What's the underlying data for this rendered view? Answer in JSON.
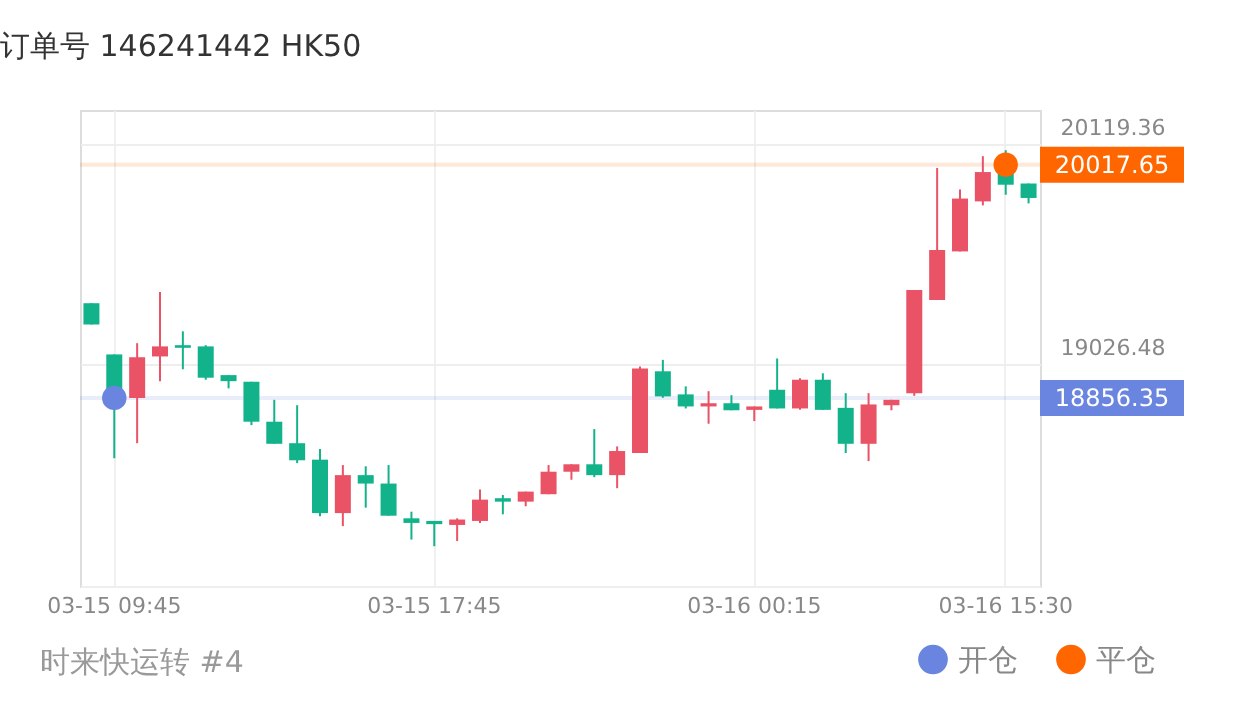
{
  "chart_data": {
    "type": "candlestick",
    "title": "订单号 146241442    HK50",
    "annotations": [
      "时来快运转 #4"
    ],
    "categories": [
      null,
      "03-15 09:45",
      null,
      null,
      null,
      null,
      null,
      null,
      null,
      null,
      null,
      null,
      null,
      null,
      null,
      "03-15 17:45",
      null,
      null,
      null,
      null,
      null,
      null,
      null,
      null,
      null,
      null,
      null,
      null,
      null,
      "03-16 00:15",
      null,
      null,
      null,
      null,
      null,
      null,
      null,
      null,
      null,
      null,
      "03-16 15:30",
      null
    ],
    "ohlc": [
      [
        19328,
        19328,
        19222,
        19222
      ],
      [
        19073,
        19073,
        18556,
        18856
      ],
      [
        18856,
        19129,
        18631,
        19059
      ],
      [
        19063,
        19384,
        18940,
        19113
      ],
      [
        19119,
        19188,
        18999,
        19106
      ],
      [
        19113,
        19119,
        18947,
        18957
      ],
      [
        18970,
        18970,
        18904,
        18940
      ],
      [
        18937,
        18937,
        18721,
        18738
      ],
      [
        18738,
        18847,
        18628,
        18628
      ],
      [
        18631,
        18820,
        18532,
        18546
      ],
      [
        18549,
        18602,
        18267,
        18283
      ],
      [
        18283,
        18522,
        18218,
        18472
      ],
      [
        18472,
        18516,
        18310,
        18430
      ],
      [
        18430,
        18522,
        18270,
        18270
      ],
      [
        18257,
        18290,
        18151,
        18234
      ],
      [
        18244,
        18244,
        18118,
        18228
      ],
      [
        18224,
        18257,
        18144,
        18251
      ],
      [
        18244,
        18400,
        18234,
        18350
      ],
      [
        18357,
        18373,
        18277,
        18340
      ],
      [
        18340,
        18390,
        18317,
        18390
      ],
      [
        18377,
        18522,
        18377,
        18489
      ],
      [
        18489,
        18526,
        18449,
        18526
      ],
      [
        18526,
        18701,
        18462,
        18472
      ],
      [
        18472,
        18615,
        18407,
        18592
      ],
      [
        18582,
        19013,
        18582,
        19003
      ],
      [
        18989,
        19046,
        18857,
        18864
      ],
      [
        18874,
        18914,
        18804,
        18814
      ],
      [
        18814,
        18890,
        18728,
        18830
      ],
      [
        18830,
        18870,
        18795,
        18795
      ],
      [
        18797,
        18814,
        18741,
        18814
      ],
      [
        18897,
        19053,
        18804,
        18804
      ],
      [
        18804,
        18954,
        18797,
        18947
      ],
      [
        18947,
        18979,
        18797,
        18797
      ],
      [
        18807,
        18880,
        18582,
        18628
      ],
      [
        18628,
        18880,
        18542,
        18824
      ],
      [
        18820,
        18847,
        18795,
        18847
      ],
      [
        18880,
        19394,
        18867,
        19394
      ],
      [
        19344,
        20001,
        19344,
        19593
      ],
      [
        19586,
        19894,
        19586,
        19849
      ],
      [
        19835,
        20060,
        19815,
        19981
      ],
      [
        19974,
        20090,
        19868,
        19918
      ],
      [
        19924,
        19924,
        19825,
        19852
      ]
    ],
    "colors": [
      "#12b38b",
      "#12b38b",
      "#ea5265",
      "#ea5265",
      "#12b38b",
      "#12b38b",
      "#12b38b",
      "#12b38b",
      "#12b38b",
      "#12b38b",
      "#12b38b",
      "#ea5265",
      "#12b38b",
      "#12b38b",
      "#12b38b",
      "#12b38b",
      "#ea5265",
      "#ea5265",
      "#12b38b",
      "#ea5265",
      "#ea5265",
      "#ea5265",
      "#12b38b",
      "#ea5265",
      "#ea5265",
      "#12b38b",
      "#12b38b",
      "#ea5265",
      "#12b38b",
      "#ea5265",
      "#12b38b",
      "#ea5265",
      "#12b38b",
      "#12b38b",
      "#ea5265",
      "#ea5265",
      "#ea5265",
      "#ea5265",
      "#ea5265",
      "#ea5265",
      "#12b38b",
      "#12b38b"
    ],
    "series": [
      {
        "name": "开仓",
        "type": "scatter",
        "color": "#6a85e0",
        "values": [
          null,
          18856.35,
          null,
          null,
          null,
          null,
          null,
          null,
          null,
          null,
          null,
          null,
          null,
          null,
          null,
          null,
          null,
          null,
          null,
          null,
          null,
          null,
          null,
          null,
          null,
          null,
          null,
          null,
          null,
          null,
          null,
          null,
          null,
          null,
          null,
          null,
          null,
          null,
          null,
          null,
          null,
          null
        ]
      },
      {
        "name": "平仓",
        "type": "scatter",
        "color": "#ff6600",
        "values": [
          null,
          null,
          null,
          null,
          null,
          null,
          null,
          null,
          null,
          null,
          null,
          null,
          null,
          null,
          null,
          null,
          null,
          null,
          null,
          null,
          null,
          null,
          null,
          null,
          null,
          null,
          null,
          null,
          null,
          null,
          null,
          null,
          null,
          null,
          null,
          null,
          null,
          null,
          null,
          null,
          20017.65,
          null
        ]
      }
    ],
    "ref_lines": [
      {
        "axis": "y",
        "value": 20017.65,
        "label": "20017.65",
        "color": "#ff6600"
      },
      {
        "axis": "y",
        "value": 18856.35,
        "label": "18856.35",
        "color": "#6a85e0"
      }
    ],
    "ylim": [
      17920,
      20290
    ],
    "yticks": [
      19026.48,
      20119.36
    ],
    "grid": true,
    "legend": "bottom right",
    "marker": "circle"
  }
}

■ AIM:
Output the entries above exactly. Drop the pictures.

■ TASK RESPONSE:
What's the underlying data for this rendered view? Answer in JSON.
{
  "chart_data": {
    "type": "candlestick",
    "title": "订单号 146241442    HK50",
    "annotations": [
      "时来快运转 #4"
    ],
    "categories": [
      null,
      "03-15 09:45",
      null,
      null,
      null,
      null,
      null,
      null,
      null,
      null,
      null,
      null,
      null,
      null,
      null,
      "03-15 17:45",
      null,
      null,
      null,
      null,
      null,
      null,
      null,
      null,
      null,
      null,
      null,
      null,
      null,
      "03-16 00:15",
      null,
      null,
      null,
      null,
      null,
      null,
      null,
      null,
      null,
      null,
      "03-16 15:30",
      null
    ],
    "ohlc": [
      [
        19328,
        19328,
        19222,
        19222
      ],
      [
        19073,
        19073,
        18556,
        18856
      ],
      [
        18856,
        19129,
        18631,
        19059
      ],
      [
        19063,
        19384,
        18940,
        19113
      ],
      [
        19119,
        19188,
        18999,
        19106
      ],
      [
        19113,
        19119,
        18947,
        18957
      ],
      [
        18970,
        18970,
        18904,
        18940
      ],
      [
        18937,
        18937,
        18721,
        18738
      ],
      [
        18738,
        18847,
        18628,
        18628
      ],
      [
        18631,
        18820,
        18532,
        18546
      ],
      [
        18549,
        18602,
        18267,
        18283
      ],
      [
        18283,
        18522,
        18218,
        18472
      ],
      [
        18472,
        18516,
        18310,
        18430
      ],
      [
        18430,
        18522,
        18270,
        18270
      ],
      [
        18257,
        18290,
        18151,
        18234
      ],
      [
        18244,
        18244,
        18118,
        18228
      ],
      [
        18224,
        18257,
        18144,
        18251
      ],
      [
        18244,
        18400,
        18234,
        18350
      ],
      [
        18357,
        18373,
        18277,
        18340
      ],
      [
        18340,
        18390,
        18317,
        18390
      ],
      [
        18377,
        18522,
        18377,
        18489
      ],
      [
        18489,
        18526,
        18449,
        18526
      ],
      [
        18526,
        18701,
        18462,
        18472
      ],
      [
        18472,
        18615,
        18407,
        18592
      ],
      [
        18582,
        19013,
        18582,
        19003
      ],
      [
        18989,
        19046,
        18857,
        18864
      ],
      [
        18874,
        18914,
        18804,
        18814
      ],
      [
        18814,
        18890,
        18728,
        18830
      ],
      [
        18830,
        18870,
        18795,
        18795
      ],
      [
        18797,
        18814,
        18741,
        18814
      ],
      [
        18897,
        19053,
        18804,
        18804
      ],
      [
        18804,
        18954,
        18797,
        18947
      ],
      [
        18947,
        18979,
        18797,
        18797
      ],
      [
        18807,
        18880,
        18582,
        18628
      ],
      [
        18628,
        18880,
        18542,
        18824
      ],
      [
        18820,
        18847,
        18795,
        18847
      ],
      [
        18880,
        19394,
        18867,
        19394
      ],
      [
        19344,
        20001,
        19344,
        19593
      ],
      [
        19586,
        19894,
        19586,
        19849
      ],
      [
        19835,
        20060,
        19815,
        19981
      ],
      [
        19974,
        20090,
        19868,
        19918
      ],
      [
        19924,
        19924,
        19825,
        19852
      ]
    ],
    "colors": [
      "#12b38b",
      "#12b38b",
      "#ea5265",
      "#ea5265",
      "#12b38b",
      "#12b38b",
      "#12b38b",
      "#12b38b",
      "#12b38b",
      "#12b38b",
      "#12b38b",
      "#ea5265",
      "#12b38b",
      "#12b38b",
      "#12b38b",
      "#12b38b",
      "#ea5265",
      "#ea5265",
      "#12b38b",
      "#ea5265",
      "#ea5265",
      "#ea5265",
      "#12b38b",
      "#ea5265",
      "#ea5265",
      "#12b38b",
      "#12b38b",
      "#ea5265",
      "#12b38b",
      "#ea5265",
      "#12b38b",
      "#ea5265",
      "#12b38b",
      "#12b38b",
      "#ea5265",
      "#ea5265",
      "#ea5265",
      "#ea5265",
      "#ea5265",
      "#ea5265",
      "#12b38b",
      "#12b38b"
    ],
    "series": [
      {
        "name": "开仓",
        "type": "scatter",
        "color": "#6a85e0",
        "values": [
          null,
          18856.35,
          null,
          null,
          null,
          null,
          null,
          null,
          null,
          null,
          null,
          null,
          null,
          null,
          null,
          null,
          null,
          null,
          null,
          null,
          null,
          null,
          null,
          null,
          null,
          null,
          null,
          null,
          null,
          null,
          null,
          null,
          null,
          null,
          null,
          null,
          null,
          null,
          null,
          null,
          null,
          null
        ]
      },
      {
        "name": "平仓",
        "type": "scatter",
        "color": "#ff6600",
        "values": [
          null,
          null,
          null,
          null,
          null,
          null,
          null,
          null,
          null,
          null,
          null,
          null,
          null,
          null,
          null,
          null,
          null,
          null,
          null,
          null,
          null,
          null,
          null,
          null,
          null,
          null,
          null,
          null,
          null,
          null,
          null,
          null,
          null,
          null,
          null,
          null,
          null,
          null,
          null,
          null,
          20017.65,
          null
        ]
      }
    ],
    "ref_lines": [
      {
        "axis": "y",
        "value": 20017.65,
        "label": "20017.65",
        "color": "#ff6600"
      },
      {
        "axis": "y",
        "value": 18856.35,
        "label": "18856.35",
        "color": "#6a85e0"
      }
    ],
    "ylim": [
      17920,
      20290
    ],
    "yticks": [
      19026.48,
      20119.36
    ],
    "grid": true,
    "legend": "bottom right",
    "marker": "circle"
  }
}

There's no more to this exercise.